● **YOUR OBJECTIVE**: Skip the pictures. Reproduce all other material exactly.

● **SUPPLIED RECORDS**:

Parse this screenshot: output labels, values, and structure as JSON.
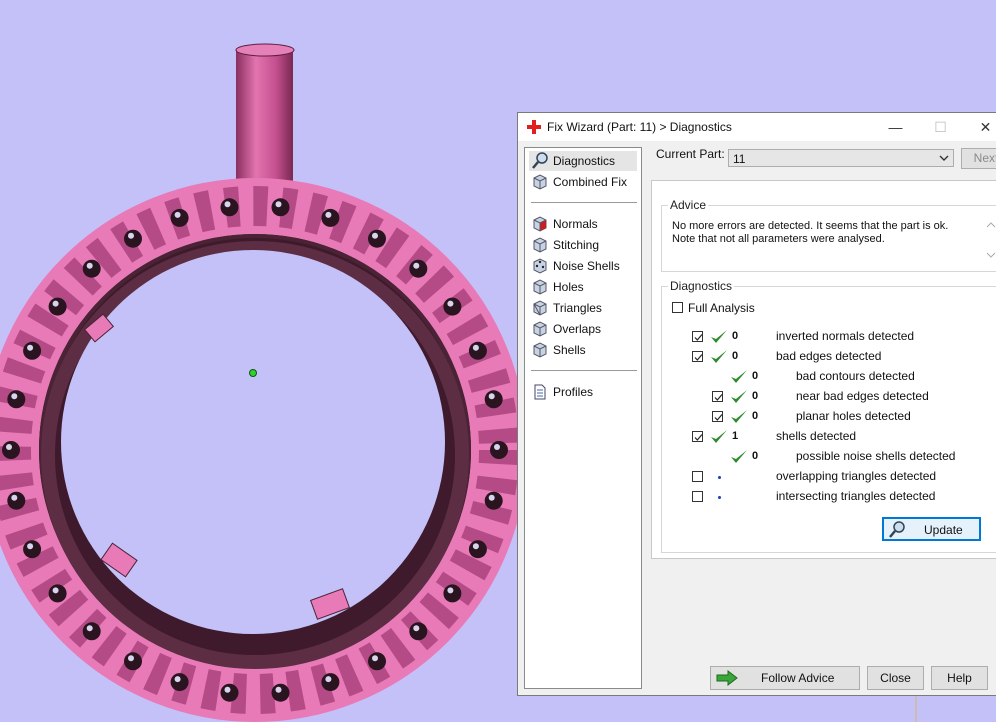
{
  "window": {
    "title": "Fix Wizard (Part: 11) > Diagnostics",
    "minimize": "—",
    "maximize": "☐",
    "close": "✕"
  },
  "nav": {
    "items": [
      {
        "label": "Diagnostics",
        "icon": "magnifier-icon"
      },
      {
        "label": "Combined Fix",
        "icon": "cube-icon"
      },
      {
        "label": "Normals",
        "icon": "cube-red-icon"
      },
      {
        "label": "Stitching",
        "icon": "cube-icon"
      },
      {
        "label": "Noise Shells",
        "icon": "cube-dots-icon"
      },
      {
        "label": "Holes",
        "icon": "cube-icon"
      },
      {
        "label": "Triangles",
        "icon": "cube-triangle-icon"
      },
      {
        "label": "Overlaps",
        "icon": "cube-icon"
      },
      {
        "label": "Shells",
        "icon": "cube-icon"
      },
      {
        "label": "Profiles",
        "icon": "document-icon"
      }
    ]
  },
  "current_part": {
    "label": "Current Part:",
    "value": "11"
  },
  "next_label": "Next",
  "advice": {
    "legend": "Advice",
    "line1": "No more errors are detected. It seems that the part is ok.",
    "line2": "Note that not all parameters were analysed."
  },
  "diagnostics": {
    "legend": "Diagnostics",
    "full_analysis": "Full Analysis",
    "full_analysis_checked": false,
    "rows": [
      {
        "count": "0",
        "label": "inverted normals detected",
        "checked": true,
        "indent": 0,
        "status": "ok"
      },
      {
        "count": "0",
        "label": "bad edges detected",
        "checked": true,
        "indent": 0,
        "status": "ok"
      },
      {
        "count": "0",
        "label": "bad contours detected",
        "checked": null,
        "indent": 1,
        "status": "ok"
      },
      {
        "count": "0",
        "label": "near bad edges detected",
        "checked": true,
        "indent": 1,
        "status": "ok"
      },
      {
        "count": "0",
        "label": "planar holes detected",
        "checked": true,
        "indent": 1,
        "status": "ok"
      },
      {
        "count": "1",
        "label": "shells detected",
        "checked": true,
        "indent": 0,
        "status": "ok"
      },
      {
        "count": "0",
        "label": "possible noise shells detected",
        "checked": null,
        "indent": 1,
        "status": "ok"
      },
      {
        "count": "",
        "label": "overlapping triangles detected",
        "checked": false,
        "indent": 0,
        "status": "none"
      },
      {
        "count": "",
        "label": "intersecting triangles detected",
        "checked": false,
        "indent": 0,
        "status": "none"
      }
    ],
    "update": "Update"
  },
  "buttons": {
    "follow_advice": "Follow Advice",
    "close": "Close",
    "help": "Help"
  },
  "colors": {
    "background": "#c4c1f8",
    "part_pink": "#e87ab8",
    "part_dark": "#4a2335",
    "check_green": "#2e8b2e",
    "selection": "#0078d7"
  }
}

● **FINISHED ANSWER**:
Parse this screenshot: output labels, values, and structure as JSON.
{
  "window": {
    "title": "Fix Wizard (Part: 11) > Diagnostics",
    "minimize": "—",
    "maximize": "☐",
    "close": "✕"
  },
  "nav": {
    "items": [
      {
        "label": "Diagnostics",
        "icon": "magnifier-icon"
      },
      {
        "label": "Combined Fix",
        "icon": "cube-icon"
      },
      {
        "label": "Normals",
        "icon": "cube-red-icon"
      },
      {
        "label": "Stitching",
        "icon": "cube-icon"
      },
      {
        "label": "Noise Shells",
        "icon": "cube-dots-icon"
      },
      {
        "label": "Holes",
        "icon": "cube-icon"
      },
      {
        "label": "Triangles",
        "icon": "cube-triangle-icon"
      },
      {
        "label": "Overlaps",
        "icon": "cube-icon"
      },
      {
        "label": "Shells",
        "icon": "cube-icon"
      },
      {
        "label": "Profiles",
        "icon": "document-icon"
      }
    ]
  },
  "current_part": {
    "label": "Current Part:",
    "value": "11"
  },
  "next_label": "Next",
  "advice": {
    "legend": "Advice",
    "line1": "No more errors are detected. It seems that the part is ok.",
    "line2": "Note that not all parameters were analysed."
  },
  "diagnostics": {
    "legend": "Diagnostics",
    "full_analysis": "Full Analysis",
    "full_analysis_checked": false,
    "rows": [
      {
        "count": "0",
        "label": "inverted normals detected",
        "checked": true,
        "indent": 0,
        "status": "ok"
      },
      {
        "count": "0",
        "label": "bad edges detected",
        "checked": true,
        "indent": 0,
        "status": "ok"
      },
      {
        "count": "0",
        "label": "bad contours detected",
        "checked": null,
        "indent": 1,
        "status": "ok"
      },
      {
        "count": "0",
        "label": "near bad edges detected",
        "checked": true,
        "indent": 1,
        "status": "ok"
      },
      {
        "count": "0",
        "label": "planar holes detected",
        "checked": true,
        "indent": 1,
        "status": "ok"
      },
      {
        "count": "1",
        "label": "shells detected",
        "checked": true,
        "indent": 0,
        "status": "ok"
      },
      {
        "count": "0",
        "label": "possible noise shells detected",
        "checked": null,
        "indent": 1,
        "status": "ok"
      },
      {
        "count": "",
        "label": "overlapping triangles detected",
        "checked": false,
        "indent": 0,
        "status": "none"
      },
      {
        "count": "",
        "label": "intersecting triangles detected",
        "checked": false,
        "indent": 0,
        "status": "none"
      }
    ],
    "update": "Update"
  },
  "buttons": {
    "follow_advice": "Follow Advice",
    "close": "Close",
    "help": "Help"
  },
  "colors": {
    "background": "#c4c1f8",
    "part_pink": "#e87ab8",
    "part_dark": "#4a2335",
    "check_green": "#2e8b2e",
    "selection": "#0078d7"
  }
}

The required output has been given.